### Direction:
Set down the material once more, exactly as it appears.
## BEGIN Input records
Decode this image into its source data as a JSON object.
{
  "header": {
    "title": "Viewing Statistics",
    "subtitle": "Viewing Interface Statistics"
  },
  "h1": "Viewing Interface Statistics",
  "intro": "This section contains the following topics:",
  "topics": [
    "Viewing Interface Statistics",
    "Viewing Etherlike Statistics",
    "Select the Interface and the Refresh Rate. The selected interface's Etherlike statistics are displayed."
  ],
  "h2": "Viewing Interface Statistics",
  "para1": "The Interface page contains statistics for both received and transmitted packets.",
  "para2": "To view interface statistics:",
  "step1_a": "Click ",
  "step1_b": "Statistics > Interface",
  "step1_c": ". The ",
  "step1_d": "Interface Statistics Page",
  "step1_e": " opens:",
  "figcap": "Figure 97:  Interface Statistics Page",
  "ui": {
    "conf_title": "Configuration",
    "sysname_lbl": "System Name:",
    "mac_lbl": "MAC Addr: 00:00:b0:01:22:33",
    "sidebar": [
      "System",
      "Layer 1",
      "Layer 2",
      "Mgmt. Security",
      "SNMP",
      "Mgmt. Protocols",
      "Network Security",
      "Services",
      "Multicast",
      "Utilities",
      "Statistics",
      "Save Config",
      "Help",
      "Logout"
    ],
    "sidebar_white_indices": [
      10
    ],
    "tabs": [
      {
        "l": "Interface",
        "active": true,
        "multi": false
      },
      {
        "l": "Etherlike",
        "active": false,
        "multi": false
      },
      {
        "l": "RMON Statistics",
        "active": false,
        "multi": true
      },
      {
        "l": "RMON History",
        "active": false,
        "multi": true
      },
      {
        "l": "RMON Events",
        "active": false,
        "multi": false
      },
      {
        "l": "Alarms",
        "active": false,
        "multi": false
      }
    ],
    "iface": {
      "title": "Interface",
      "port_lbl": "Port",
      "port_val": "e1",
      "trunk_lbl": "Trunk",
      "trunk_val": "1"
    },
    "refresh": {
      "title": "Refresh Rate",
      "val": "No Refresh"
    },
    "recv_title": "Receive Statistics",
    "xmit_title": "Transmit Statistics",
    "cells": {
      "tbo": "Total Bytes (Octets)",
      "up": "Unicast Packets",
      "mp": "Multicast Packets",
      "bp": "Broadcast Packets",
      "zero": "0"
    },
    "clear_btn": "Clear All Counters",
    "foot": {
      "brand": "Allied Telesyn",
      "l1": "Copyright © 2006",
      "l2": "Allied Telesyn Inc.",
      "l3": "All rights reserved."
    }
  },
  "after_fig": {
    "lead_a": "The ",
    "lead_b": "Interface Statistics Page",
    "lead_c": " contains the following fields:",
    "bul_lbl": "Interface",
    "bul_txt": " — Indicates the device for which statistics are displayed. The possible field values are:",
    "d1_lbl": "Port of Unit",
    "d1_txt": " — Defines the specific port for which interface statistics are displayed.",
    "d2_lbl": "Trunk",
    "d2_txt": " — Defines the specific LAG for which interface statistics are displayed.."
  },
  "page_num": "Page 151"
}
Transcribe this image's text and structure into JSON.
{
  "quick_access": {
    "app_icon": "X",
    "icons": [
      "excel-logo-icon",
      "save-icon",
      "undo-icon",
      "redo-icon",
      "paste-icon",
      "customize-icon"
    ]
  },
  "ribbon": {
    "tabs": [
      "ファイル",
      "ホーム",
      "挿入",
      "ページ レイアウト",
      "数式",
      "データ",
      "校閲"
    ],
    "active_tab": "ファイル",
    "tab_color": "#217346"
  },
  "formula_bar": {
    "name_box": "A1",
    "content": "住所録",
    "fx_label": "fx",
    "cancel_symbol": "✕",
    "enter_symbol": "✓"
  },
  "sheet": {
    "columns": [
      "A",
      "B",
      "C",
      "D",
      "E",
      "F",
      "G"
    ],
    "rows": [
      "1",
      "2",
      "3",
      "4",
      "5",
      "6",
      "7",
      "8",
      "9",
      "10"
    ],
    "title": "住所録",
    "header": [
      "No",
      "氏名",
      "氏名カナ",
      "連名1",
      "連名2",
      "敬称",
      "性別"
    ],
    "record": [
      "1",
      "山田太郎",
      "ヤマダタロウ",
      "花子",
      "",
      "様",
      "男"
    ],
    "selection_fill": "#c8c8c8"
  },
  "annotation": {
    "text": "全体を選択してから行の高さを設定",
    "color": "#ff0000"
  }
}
## END Input records
### Solution to this problem:
Decode this image into its source data as a JSON object.
{
  "header": {
    "title": "Viewing Statistics",
    "subtitle": "Viewing Interface Statistics"
  },
  "h1": "Viewing Interface Statistics",
  "intro": "This section contains the following topics:",
  "topics": [
    "Viewing Interface Statistics",
    "Viewing Etherlike Statistics",
    "Select the Interface and the Refresh Rate. The selected interface's Etherlike statistics are displayed."
  ],
  "h2": "Viewing Interface Statistics",
  "para1": "The Interface page contains statistics for both received and transmitted packets.",
  "para2": "To view interface statistics:",
  "step1_a": "Click ",
  "step1_b": "Statistics > Interface",
  "step1_c": ". The ",
  "step1_d": "Interface Statistics Page",
  "step1_e": " opens:",
  "figcap": "Figure 97:  Interface Statistics Page",
  "ui": {
    "conf_title": "Configuration",
    "sysname_lbl": "System Name:",
    "mac_lbl": "MAC Addr: 00:00:b0:01:22:33",
    "sidebar": [
      "System",
      "Layer 1",
      "Layer 2",
      "Mgmt. Security",
      "SNMP",
      "Mgmt. Protocols",
      "Network Security",
      "Services",
      "Multicast",
      "Utilities",
      "Statistics",
      "Save Config",
      "Help",
      "Logout"
    ],
    "sidebar_white_indices": [
      10
    ],
    "tabs": [
      {
        "l": "Interface",
        "active": true,
        "multi": false
      },
      {
        "l": "Etherlike",
        "active": false,
        "multi": false
      },
      {
        "l": "RMON Statistics",
        "active": false,
        "multi": true
      },
      {
        "l": "RMON History",
        "active": false,
        "multi": true
      },
      {
        "l": "RMON Events",
        "active": false,
        "multi": false
      },
      {
        "l": "Alarms",
        "active": false,
        "multi": false
      }
    ],
    "iface": {
      "title": "Interface",
      "port_lbl": "Port",
      "port_val": "e1",
      "trunk_lbl": "Trunk",
      "trunk_val": "1"
    },
    "refresh": {
      "title": "Refresh Rate",
      "val": "No Refresh"
    },
    "recv_title": "Receive Statistics",
    "xmit_title": "Transmit Statistics",
    "cells": {
      "tbo": "Total Bytes (Octets)",
      "up": "Unicast Packets",
      "mp": "Multicast Packets",
      "bp": "Broadcast Packets",
      "zero": "0"
    },
    "clear_btn": "Clear All Counters",
    "foot": {
      "brand": "Allied Telesyn",
      "l1": "Copyright © 2006",
      "l2": "Allied Telesyn Inc.",
      "l3": "All rights reserved."
    }
  },
  "after_fig": {
    "lead_a": "The ",
    "lead_b": "Interface Statistics Page",
    "lead_c": " contains the following fields:",
    "bul_lbl": "Interface",
    "bul_txt": " — Indicates the device for which statistics are displayed. The possible field values are:",
    "d1_lbl": "Port of Unit",
    "d1_txt": " — Defines the specific port for which interface statistics are displayed.",
    "d2_lbl": "Trunk",
    "d2_txt": " — Defines the specific LAG for which interface statistics are displayed.."
  },
  "page_num": "Page 151"
}
Transcribe this image's text and structure into JSON.
{
  "quick_access": {
    "app_icon": "X",
    "icons": [
      "excel-logo-icon",
      "save-icon",
      "undo-icon",
      "redo-icon",
      "paste-icon",
      "customize-icon"
    ]
  },
  "ribbon": {
    "tabs": [
      "ファイル",
      "ホーム",
      "挿入",
      "ページ レイアウト",
      "数式",
      "データ",
      "校閲"
    ],
    "active_tab": "ファイル",
    "tab_color": "#217346"
  },
  "formula_bar": {
    "name_box": "A1",
    "content": "住所録",
    "fx_label": "fx",
    "cancel_symbol": "✕",
    "enter_symbol": "✓"
  },
  "sheet": {
    "columns": [
      "A",
      "B",
      "C",
      "D",
      "E",
      "F",
      "G"
    ],
    "rows": [
      "1",
      "2",
      "3",
      "4",
      "5",
      "6",
      "7",
      "8",
      "9",
      "10"
    ],
    "title": "住所録",
    "header": [
      "No",
      "氏名",
      "氏名カナ",
      "連名1",
      "連名2",
      "敬称",
      "性別"
    ],
    "record": [
      "1",
      "山田太郎",
      "ヤマダタロウ",
      "花子",
      "",
      "様",
      "男"
    ],
    "selection_fill": "#c8c8c8"
  },
  "annotation": {
    "text": "全体を選択してから行の高さを設定",
    "color": "#ff0000"
  }
}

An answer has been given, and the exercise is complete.